# [Written task]
Below are some records; retype all of them exactly.
** Begin Source material **
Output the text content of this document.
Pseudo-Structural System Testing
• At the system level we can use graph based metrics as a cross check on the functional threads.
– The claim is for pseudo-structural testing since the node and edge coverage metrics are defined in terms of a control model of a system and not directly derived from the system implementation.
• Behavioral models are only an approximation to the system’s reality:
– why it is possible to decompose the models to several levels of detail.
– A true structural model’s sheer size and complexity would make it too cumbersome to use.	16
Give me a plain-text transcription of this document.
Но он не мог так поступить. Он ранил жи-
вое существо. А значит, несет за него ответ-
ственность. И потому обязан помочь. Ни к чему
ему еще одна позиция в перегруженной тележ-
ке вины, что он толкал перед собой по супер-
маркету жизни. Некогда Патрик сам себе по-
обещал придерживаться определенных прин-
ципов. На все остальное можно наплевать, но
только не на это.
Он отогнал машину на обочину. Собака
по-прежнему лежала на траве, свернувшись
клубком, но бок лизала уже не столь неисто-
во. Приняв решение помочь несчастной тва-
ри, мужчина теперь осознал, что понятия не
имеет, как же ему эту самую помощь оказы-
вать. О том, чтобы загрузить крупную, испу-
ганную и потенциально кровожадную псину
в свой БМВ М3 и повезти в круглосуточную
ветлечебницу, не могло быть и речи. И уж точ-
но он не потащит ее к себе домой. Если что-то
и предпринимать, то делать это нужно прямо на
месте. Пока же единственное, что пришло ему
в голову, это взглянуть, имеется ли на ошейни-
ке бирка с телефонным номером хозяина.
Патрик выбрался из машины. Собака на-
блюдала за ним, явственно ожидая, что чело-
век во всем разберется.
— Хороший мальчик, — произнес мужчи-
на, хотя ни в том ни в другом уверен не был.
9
** End Source material **
# [Finished exercise]
Output the text content of this document.
Pseudo-Structural System Testing
• At the system level we can use graph based metrics as a cross check on the functional threads.
– The claim is for pseudo-structural testing since the node and edge coverage metrics are defined in terms of a control model of a system and not directly derived from the system implementation.
• Behavioral models are only an approximation to the system’s reality:
– why it is possible to decompose the models to several levels of detail.
– A true structural model’s sheer size and complexity would make it too cumbersome to use.	16
Give me a plain-text transcription of this document.
Но он не мог так поступить. Он ранил жи-
вое существо. А значит, несет за него ответ-
ственность. И потому обязан помочь. Ни к чему
ему еще одна позиция в перегруженной тележ-
ке вины, что он толкал перед собой по супер-
маркету жизни. Некогда Патрик сам себе по-
обещал придерживаться определенных прин-
ципов. На все остальное можно наплевать, но
только не на это.
Он отогнал машину на обочину. Собака
по-прежнему лежала на траве, свернувшись
клубком, но бок лизала уже не столь неисто-
во. Приняв решение помочь несчастной тва-
ри, мужчина теперь осознал, что понятия не
имеет, как же ему эту самую помощь оказы-
вать. О том, чтобы загрузить крупную, испу-
ганную и потенциально кровожадную псину
в свой БМВ М3 и повезти в круглосуточную
ветлечебницу, не могло быть и речи. И уж точ-
но он не потащит ее к себе домой. Если что-то
и предпринимать, то делать это нужно прямо на
месте. Пока же единственное, что пришло ему
в голову, это взглянуть, имеется ли на ошейни-
ке бирка с телефонным номером хозяина.
Патрик выбрался из машины. Собака на-
блюдала за ним, явственно ожидая, что чело-
век во всем разберется.
— Хороший мальчик, — произнес мужчи-
на, хотя ни в том ни в другом уверен не был.
9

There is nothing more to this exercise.